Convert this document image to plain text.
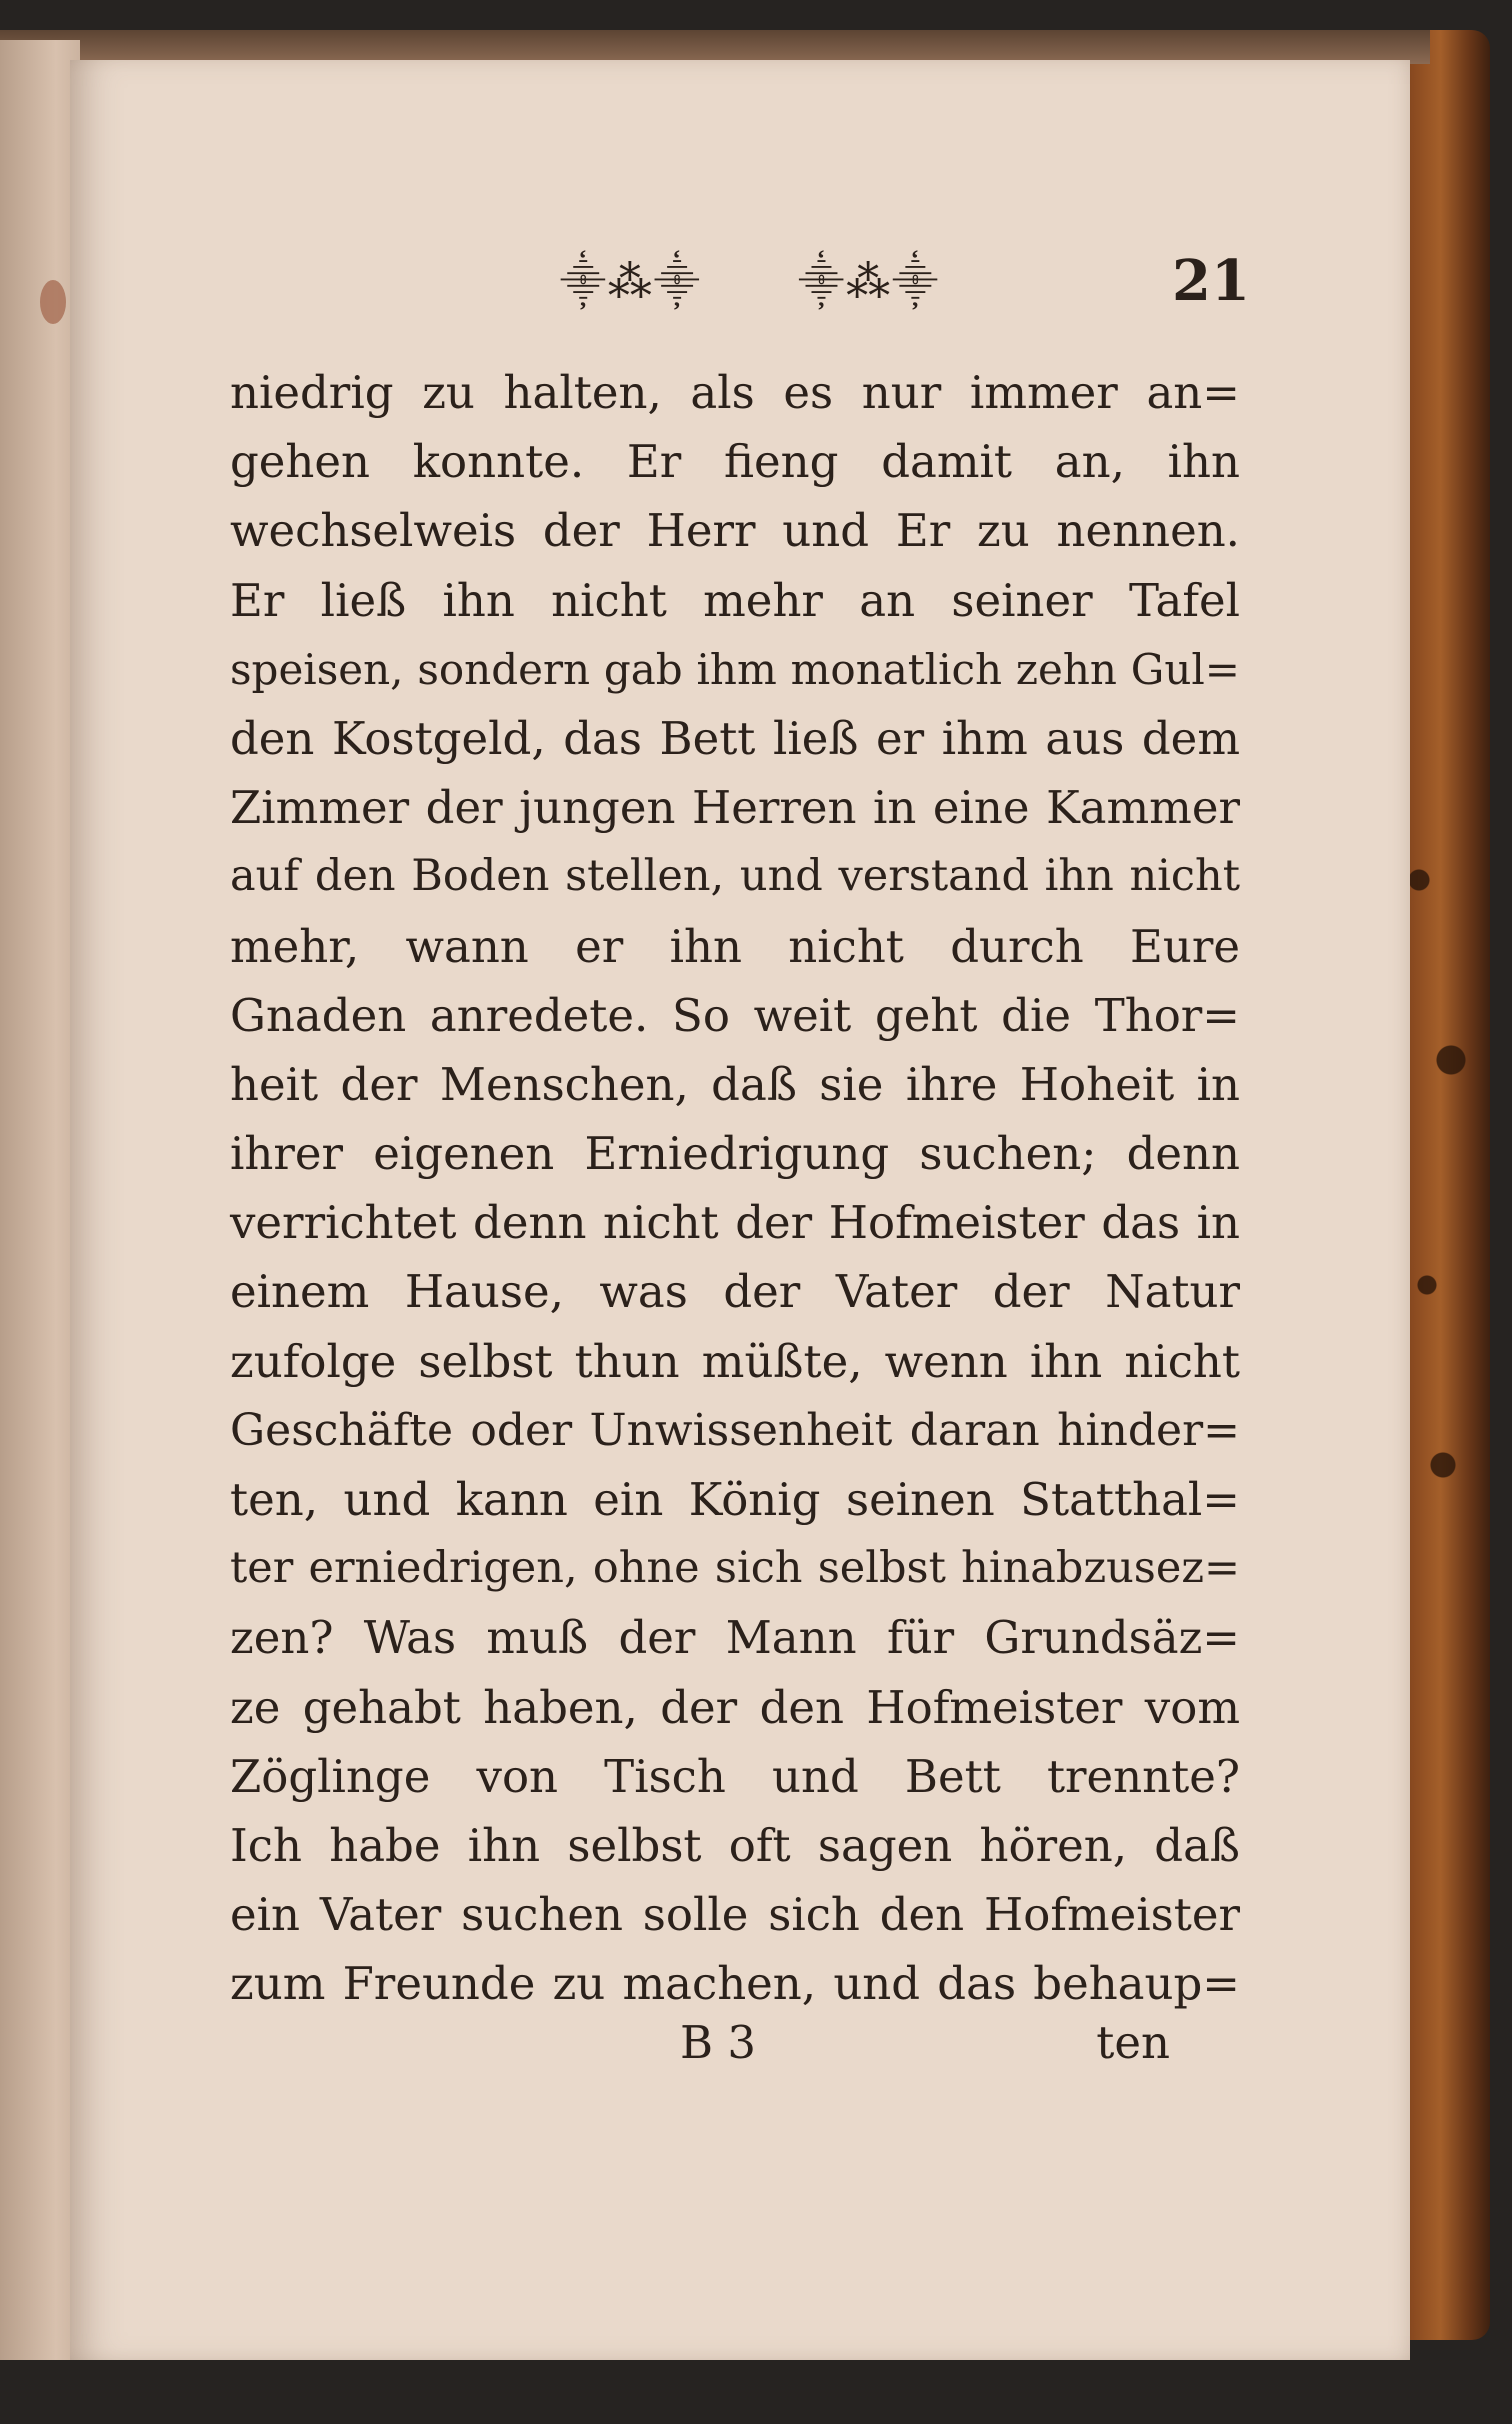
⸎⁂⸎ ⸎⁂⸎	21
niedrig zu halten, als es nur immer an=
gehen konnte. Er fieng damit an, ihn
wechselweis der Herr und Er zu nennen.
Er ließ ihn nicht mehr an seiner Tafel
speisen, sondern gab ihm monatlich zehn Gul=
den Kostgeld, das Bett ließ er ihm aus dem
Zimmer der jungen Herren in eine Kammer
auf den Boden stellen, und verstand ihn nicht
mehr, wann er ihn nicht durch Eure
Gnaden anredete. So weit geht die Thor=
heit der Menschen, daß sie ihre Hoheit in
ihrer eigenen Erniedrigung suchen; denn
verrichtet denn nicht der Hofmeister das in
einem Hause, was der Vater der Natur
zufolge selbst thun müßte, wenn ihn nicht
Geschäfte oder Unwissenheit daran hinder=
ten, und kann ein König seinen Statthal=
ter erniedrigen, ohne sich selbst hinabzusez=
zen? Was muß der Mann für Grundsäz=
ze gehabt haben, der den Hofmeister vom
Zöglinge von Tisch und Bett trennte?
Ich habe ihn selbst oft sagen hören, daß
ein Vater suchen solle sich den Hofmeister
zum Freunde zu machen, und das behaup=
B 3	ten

····················

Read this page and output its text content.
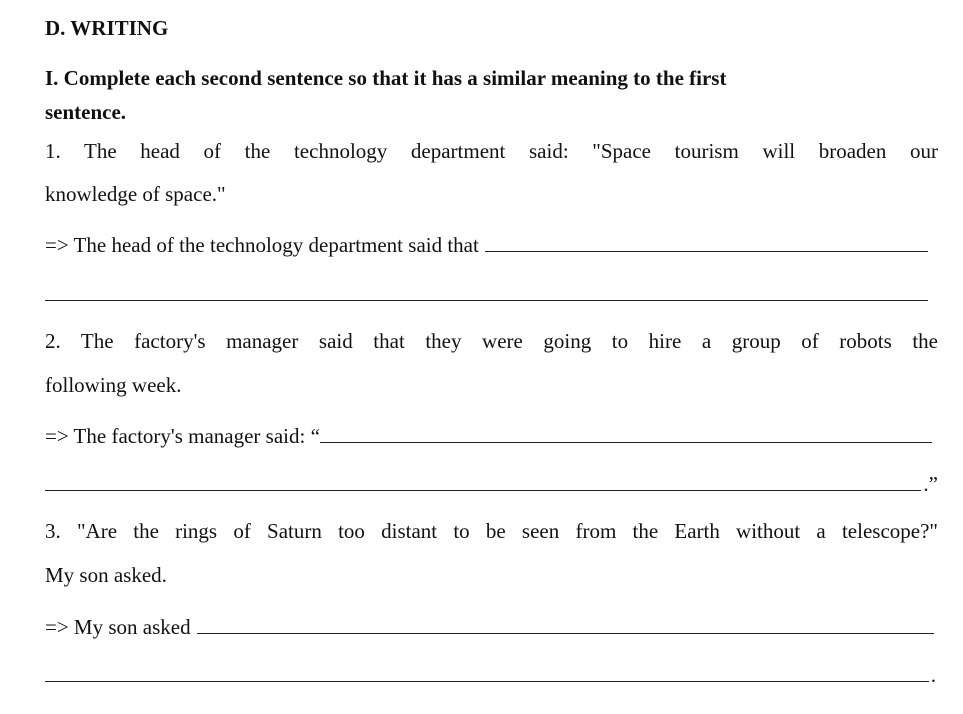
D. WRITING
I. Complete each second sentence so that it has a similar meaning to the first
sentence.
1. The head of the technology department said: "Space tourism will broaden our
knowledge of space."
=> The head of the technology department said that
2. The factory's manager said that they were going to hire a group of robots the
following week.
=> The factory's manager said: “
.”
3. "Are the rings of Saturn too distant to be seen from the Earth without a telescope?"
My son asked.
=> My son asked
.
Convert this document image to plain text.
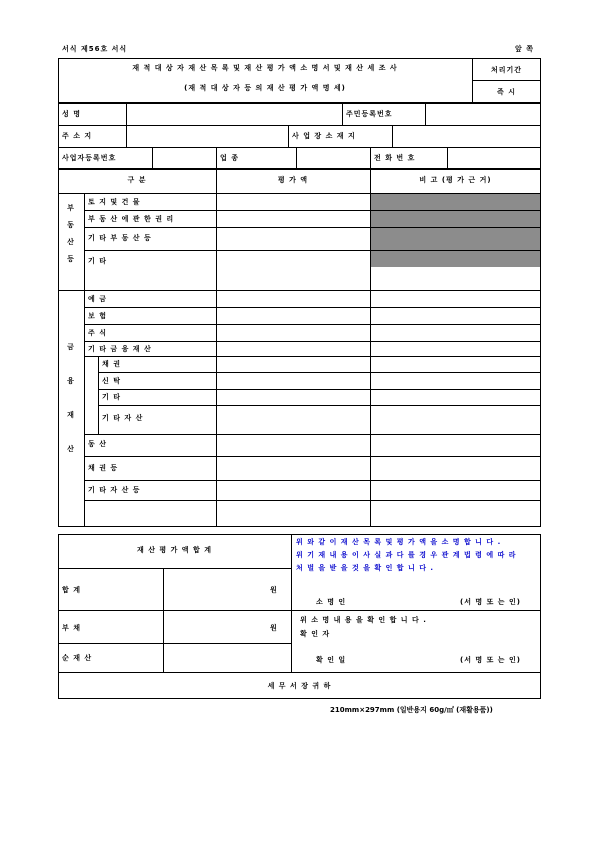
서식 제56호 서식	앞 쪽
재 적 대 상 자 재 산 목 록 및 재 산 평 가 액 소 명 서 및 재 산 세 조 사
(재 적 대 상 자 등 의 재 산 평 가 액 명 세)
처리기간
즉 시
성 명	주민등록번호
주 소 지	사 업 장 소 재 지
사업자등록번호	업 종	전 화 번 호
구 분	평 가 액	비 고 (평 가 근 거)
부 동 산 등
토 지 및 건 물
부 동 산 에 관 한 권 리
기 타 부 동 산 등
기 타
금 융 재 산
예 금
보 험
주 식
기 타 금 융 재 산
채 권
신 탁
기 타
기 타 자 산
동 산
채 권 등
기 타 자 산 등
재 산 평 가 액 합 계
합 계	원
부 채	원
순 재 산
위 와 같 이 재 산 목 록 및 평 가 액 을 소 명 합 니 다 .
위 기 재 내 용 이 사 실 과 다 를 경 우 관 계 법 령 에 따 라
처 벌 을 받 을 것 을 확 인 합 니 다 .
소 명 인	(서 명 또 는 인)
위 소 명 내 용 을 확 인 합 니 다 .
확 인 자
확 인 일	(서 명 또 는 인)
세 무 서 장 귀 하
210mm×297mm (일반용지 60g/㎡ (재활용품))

····················

§ SET EXERCISE:
Extract each line from the entries above that contains the string "Vater".

§ OUTPUT OF THE EXERCISE:
einem Hause, was der Vater der Natur
ein Vater suchen solle sich den Hofmeister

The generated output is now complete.